**TEXT SHOWN**
┌────────
City of Toronto urges residents to stay home and keep their distance from others over the holiday weekend

Toronto fire Chief Matthew Pegg

Today, Mayor John Tory, Medical Officer of Health Dr. Eileen de Villa, and Fire Chief and Manager of the Office of Emergency Management Matthew Pegg provided an update on the City’s continuing response to COVID-19.

Toronto Public Health is reporting there are now 1,769 cases of COVID-19 in Toronto. Of the cases, 1,519 cases are confirmed and 250 are probable, 174 are in hospital with 76 in ICU. In Toronto, there have been 54 deaths to-date. This data was extracted from the Integrated Public Health Information System at 12:30 p.m. The numbers may differ from other sources as data are extracted at different times.

The City is urging residents to continue staying at home and keeping their distance from others during the upcoming holidays, leaving only for essential reasons. Residents are encouraged to connect with loved ones, friends and vulnerable members of the community online or by phone.
└────────
**AVAILABLE DATA**
┌────────
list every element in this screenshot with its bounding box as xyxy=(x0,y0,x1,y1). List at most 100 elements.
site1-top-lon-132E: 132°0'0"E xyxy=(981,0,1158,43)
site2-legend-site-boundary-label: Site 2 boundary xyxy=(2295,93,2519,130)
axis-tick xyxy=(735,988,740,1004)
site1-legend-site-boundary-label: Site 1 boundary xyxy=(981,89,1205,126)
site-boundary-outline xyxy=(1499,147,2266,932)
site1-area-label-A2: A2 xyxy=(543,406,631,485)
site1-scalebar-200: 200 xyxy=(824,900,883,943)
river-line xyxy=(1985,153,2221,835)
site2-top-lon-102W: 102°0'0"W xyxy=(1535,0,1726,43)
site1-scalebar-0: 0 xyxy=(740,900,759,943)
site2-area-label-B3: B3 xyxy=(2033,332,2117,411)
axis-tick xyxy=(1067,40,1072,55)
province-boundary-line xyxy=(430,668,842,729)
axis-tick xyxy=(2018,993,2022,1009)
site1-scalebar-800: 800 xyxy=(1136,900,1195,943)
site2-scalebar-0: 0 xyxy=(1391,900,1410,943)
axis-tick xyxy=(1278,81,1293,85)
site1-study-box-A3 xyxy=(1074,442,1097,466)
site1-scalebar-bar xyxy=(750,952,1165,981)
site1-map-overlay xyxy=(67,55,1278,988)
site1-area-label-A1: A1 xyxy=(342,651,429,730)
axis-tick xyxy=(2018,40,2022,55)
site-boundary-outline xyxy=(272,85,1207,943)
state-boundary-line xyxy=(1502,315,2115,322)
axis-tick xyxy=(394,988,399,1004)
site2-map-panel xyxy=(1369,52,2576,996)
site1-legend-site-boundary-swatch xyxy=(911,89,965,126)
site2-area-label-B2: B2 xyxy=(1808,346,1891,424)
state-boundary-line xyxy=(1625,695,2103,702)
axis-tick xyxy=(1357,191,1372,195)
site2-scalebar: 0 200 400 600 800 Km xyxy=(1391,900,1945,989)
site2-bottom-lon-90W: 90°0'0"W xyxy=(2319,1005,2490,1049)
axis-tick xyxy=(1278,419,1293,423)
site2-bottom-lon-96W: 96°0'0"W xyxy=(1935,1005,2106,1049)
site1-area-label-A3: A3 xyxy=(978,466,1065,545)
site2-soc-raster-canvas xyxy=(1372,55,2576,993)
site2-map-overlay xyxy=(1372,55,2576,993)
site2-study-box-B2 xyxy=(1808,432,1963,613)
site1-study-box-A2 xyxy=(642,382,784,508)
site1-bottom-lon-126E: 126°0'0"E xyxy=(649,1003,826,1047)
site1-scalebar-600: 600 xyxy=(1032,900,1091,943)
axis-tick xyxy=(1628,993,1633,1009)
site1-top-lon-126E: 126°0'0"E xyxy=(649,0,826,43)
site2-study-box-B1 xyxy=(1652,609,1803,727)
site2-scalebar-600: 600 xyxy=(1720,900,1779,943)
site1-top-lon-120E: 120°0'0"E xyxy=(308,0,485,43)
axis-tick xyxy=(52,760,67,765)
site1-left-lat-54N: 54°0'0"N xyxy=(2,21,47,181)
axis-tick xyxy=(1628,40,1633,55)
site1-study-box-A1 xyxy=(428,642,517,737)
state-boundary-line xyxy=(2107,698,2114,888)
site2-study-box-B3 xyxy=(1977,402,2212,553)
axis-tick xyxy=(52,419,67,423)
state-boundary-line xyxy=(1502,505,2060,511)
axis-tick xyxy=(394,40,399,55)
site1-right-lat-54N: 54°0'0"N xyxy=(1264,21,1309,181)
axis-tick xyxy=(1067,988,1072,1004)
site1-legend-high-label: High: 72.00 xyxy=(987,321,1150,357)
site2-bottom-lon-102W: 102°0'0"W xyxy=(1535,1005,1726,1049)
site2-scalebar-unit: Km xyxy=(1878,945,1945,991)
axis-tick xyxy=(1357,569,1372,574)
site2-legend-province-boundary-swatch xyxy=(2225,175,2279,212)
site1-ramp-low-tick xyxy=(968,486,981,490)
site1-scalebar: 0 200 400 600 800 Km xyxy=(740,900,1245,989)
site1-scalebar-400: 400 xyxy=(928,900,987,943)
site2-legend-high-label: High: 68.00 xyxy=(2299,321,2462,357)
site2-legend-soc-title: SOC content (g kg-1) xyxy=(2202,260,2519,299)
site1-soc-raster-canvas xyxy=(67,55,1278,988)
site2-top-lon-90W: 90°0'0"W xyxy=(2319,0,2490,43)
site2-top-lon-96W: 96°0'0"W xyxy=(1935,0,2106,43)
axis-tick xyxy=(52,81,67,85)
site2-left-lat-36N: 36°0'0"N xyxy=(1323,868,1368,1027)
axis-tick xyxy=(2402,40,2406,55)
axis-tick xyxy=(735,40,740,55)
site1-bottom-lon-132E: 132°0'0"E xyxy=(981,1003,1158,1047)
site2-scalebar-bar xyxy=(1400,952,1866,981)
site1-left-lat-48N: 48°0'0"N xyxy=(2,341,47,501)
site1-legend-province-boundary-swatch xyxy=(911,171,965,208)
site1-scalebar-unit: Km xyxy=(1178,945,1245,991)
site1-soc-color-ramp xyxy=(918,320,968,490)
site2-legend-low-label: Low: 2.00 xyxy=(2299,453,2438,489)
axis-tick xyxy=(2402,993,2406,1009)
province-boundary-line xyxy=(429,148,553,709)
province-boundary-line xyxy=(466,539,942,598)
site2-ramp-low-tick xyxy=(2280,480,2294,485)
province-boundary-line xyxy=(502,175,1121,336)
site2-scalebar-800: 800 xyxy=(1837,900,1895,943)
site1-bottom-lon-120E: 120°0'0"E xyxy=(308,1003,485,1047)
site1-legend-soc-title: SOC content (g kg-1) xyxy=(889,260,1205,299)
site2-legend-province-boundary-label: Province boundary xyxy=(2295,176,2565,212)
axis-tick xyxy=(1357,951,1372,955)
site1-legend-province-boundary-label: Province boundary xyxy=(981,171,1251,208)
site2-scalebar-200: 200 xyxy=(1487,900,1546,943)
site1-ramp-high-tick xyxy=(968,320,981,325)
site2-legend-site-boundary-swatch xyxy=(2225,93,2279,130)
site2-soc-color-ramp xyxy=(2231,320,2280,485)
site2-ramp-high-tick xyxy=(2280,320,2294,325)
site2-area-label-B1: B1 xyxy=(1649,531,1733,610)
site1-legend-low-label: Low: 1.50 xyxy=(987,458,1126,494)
└────────
**CHECK YOUR UNDERSTANDING**
A. Please retype the part of the Toronto COVID-19 update that opens with the words containing "The City is" and closes with "or by phone.".
B. Name every person the Toronto COVID-19 update mentions by name.
C. Write what comes next in the Toronto COVID-19 update, picking up after its final sentence.

**RESULTS BY TASK**
A.
The City is urging residents to continue staying at home and keeping their distance from others during the upcoming holidays, leaving only for essential reasons. Residents are encouraged to connect with loved ones, friends and vulnerable members of the community online or by phone.

B. Matthew Pegg, John Tory, Eileen de Villa

C.
The City’s COVID-19 enforcement team will continue to conduct coordinated enforcement efforts throughout the long weekend in locations with the most activity. Officers continue to observe people participating in prohibited activities in City parks, including gathering in groups larger than five, not practising physical distancing, using closed parks amenities and allowing dogs to run off leash in public areas.

Yesterday, the City received 30 complaints related to non-essential businesses remaining open in contravention of the Emergency Management and Civil Protection Act. Since March 24, Municipal Licensing and Standards has issued five charges and 41 notices to non-essential businesses.

In addition, yesterday the City received 356 complaints involving people using amenities or not practising physical distancing in parks. Bylaw officers spoke to 989 people regarding the closure of park amenities and distancing and issued 16 written cautions and 15 tickets – bringing the total to 68 tickets since April 4.

Hot spot locations continue to be refined based on complaints received though 311 and in-field observations, in order to target enforcement in parks with the most amenities and the largest crowds. Parking enforcement will be patrolling these locations and issuing tickets to those who continue to park in closed parking facilities.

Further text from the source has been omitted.